YOUR TASK:
Please copy every line of the records below that holds the word "deux".

MATERIAL TO PROCESS:

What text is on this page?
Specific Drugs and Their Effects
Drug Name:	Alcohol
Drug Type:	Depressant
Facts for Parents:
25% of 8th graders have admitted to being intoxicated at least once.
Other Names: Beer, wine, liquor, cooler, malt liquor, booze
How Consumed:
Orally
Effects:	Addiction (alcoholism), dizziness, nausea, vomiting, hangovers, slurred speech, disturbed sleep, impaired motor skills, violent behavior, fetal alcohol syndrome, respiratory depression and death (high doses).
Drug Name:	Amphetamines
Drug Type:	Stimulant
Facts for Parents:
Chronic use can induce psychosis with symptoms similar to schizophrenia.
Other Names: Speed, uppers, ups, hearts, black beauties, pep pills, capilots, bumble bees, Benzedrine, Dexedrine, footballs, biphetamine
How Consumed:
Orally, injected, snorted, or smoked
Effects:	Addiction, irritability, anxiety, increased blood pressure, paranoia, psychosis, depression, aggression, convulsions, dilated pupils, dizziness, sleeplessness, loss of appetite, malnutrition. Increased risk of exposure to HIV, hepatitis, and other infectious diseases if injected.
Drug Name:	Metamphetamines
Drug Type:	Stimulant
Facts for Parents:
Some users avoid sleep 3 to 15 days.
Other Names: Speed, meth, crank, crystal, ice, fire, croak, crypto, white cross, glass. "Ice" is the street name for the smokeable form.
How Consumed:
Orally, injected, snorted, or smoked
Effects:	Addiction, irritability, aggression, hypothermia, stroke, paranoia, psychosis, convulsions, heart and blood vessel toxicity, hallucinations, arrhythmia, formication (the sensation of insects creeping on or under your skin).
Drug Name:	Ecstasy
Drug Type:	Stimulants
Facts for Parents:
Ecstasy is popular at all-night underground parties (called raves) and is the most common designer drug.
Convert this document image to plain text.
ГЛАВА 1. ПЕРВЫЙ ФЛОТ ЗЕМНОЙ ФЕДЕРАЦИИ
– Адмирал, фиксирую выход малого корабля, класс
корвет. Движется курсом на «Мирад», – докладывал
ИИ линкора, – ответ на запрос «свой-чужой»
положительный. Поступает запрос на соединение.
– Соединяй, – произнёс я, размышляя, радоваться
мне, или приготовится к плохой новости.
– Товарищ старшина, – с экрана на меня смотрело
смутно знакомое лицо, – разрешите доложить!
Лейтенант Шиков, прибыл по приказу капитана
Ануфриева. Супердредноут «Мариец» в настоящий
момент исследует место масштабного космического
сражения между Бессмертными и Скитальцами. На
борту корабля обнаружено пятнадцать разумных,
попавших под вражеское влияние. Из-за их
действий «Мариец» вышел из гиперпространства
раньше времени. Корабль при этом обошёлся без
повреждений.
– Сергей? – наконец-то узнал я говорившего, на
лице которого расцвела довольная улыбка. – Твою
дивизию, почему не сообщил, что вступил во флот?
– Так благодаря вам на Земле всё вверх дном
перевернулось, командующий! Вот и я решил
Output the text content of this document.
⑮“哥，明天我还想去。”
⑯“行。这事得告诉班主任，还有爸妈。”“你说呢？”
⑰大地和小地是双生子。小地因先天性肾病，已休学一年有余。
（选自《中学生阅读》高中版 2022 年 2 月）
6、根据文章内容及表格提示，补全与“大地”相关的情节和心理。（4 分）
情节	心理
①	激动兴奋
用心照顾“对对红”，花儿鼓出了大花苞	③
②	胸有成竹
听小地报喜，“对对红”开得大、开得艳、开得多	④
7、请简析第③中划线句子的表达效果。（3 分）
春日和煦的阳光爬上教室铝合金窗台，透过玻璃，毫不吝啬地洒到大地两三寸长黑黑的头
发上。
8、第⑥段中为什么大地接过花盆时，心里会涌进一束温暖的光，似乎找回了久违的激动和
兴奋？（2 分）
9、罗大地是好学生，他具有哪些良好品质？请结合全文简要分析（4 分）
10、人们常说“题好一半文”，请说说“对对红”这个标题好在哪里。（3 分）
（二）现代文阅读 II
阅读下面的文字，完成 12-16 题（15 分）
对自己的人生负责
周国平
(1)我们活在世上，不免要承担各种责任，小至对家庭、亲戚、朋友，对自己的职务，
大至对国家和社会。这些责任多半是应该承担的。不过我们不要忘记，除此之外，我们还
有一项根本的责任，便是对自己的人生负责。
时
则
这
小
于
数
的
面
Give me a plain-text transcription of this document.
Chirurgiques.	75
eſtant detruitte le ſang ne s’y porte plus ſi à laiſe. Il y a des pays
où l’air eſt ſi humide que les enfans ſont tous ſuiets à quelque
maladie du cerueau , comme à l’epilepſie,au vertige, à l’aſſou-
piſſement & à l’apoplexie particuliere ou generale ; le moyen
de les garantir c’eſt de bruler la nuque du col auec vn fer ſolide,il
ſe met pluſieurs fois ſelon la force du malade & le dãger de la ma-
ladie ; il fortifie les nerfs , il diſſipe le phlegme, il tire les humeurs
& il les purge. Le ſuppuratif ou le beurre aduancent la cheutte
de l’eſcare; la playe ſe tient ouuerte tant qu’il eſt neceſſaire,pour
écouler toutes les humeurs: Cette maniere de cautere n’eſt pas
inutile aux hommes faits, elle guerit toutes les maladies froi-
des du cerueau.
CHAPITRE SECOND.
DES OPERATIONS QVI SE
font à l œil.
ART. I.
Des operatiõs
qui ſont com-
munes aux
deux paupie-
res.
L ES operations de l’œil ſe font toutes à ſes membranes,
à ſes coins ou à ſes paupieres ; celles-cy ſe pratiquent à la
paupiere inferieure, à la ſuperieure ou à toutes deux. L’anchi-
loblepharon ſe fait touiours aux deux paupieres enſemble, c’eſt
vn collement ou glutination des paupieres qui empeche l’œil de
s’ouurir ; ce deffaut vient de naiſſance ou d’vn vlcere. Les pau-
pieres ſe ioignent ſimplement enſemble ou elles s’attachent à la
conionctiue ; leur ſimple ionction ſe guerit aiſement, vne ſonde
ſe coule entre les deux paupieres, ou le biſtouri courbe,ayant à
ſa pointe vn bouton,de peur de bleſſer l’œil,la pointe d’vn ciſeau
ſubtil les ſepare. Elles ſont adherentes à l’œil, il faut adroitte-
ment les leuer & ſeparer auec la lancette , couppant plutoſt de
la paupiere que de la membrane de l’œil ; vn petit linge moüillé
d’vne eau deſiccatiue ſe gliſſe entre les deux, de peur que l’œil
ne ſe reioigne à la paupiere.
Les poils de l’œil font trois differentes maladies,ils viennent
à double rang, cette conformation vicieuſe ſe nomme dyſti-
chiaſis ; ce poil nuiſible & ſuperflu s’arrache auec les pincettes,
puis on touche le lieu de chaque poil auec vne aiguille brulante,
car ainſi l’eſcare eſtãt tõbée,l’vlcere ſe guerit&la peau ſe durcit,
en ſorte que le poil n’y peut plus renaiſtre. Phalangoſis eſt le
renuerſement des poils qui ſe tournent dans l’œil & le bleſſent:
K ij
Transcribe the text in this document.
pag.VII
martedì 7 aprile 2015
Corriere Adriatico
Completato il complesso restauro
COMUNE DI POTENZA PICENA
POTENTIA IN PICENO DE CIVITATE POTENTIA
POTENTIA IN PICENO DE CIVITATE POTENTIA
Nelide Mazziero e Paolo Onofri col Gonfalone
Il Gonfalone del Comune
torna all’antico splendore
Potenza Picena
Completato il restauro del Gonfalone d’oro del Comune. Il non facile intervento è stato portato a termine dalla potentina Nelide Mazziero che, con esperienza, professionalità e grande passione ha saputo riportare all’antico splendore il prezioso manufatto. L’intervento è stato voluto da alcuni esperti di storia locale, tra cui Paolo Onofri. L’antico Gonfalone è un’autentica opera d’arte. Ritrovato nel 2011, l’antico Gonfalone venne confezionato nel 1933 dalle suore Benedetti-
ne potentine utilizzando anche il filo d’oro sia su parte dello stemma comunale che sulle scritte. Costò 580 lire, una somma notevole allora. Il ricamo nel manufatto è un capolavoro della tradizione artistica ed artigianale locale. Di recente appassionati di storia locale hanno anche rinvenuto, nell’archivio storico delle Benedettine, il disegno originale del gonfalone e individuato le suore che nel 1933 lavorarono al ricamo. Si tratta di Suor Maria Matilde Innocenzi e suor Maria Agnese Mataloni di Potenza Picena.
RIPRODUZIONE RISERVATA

SOLVED PROBLEM:
deux paupie-
paupiere inferieure, à la ſuperieure ou à toutes deux. L’anchi-
loblepharon ſe fait touiours aux deux paupieres enſemble, c’eſt
ſe coule entre les deux paupieres, ou le biſtouri courbe,ayant à
d’vne eau deſiccatiue ſe gliſſe entre les deux, de peur que l’œil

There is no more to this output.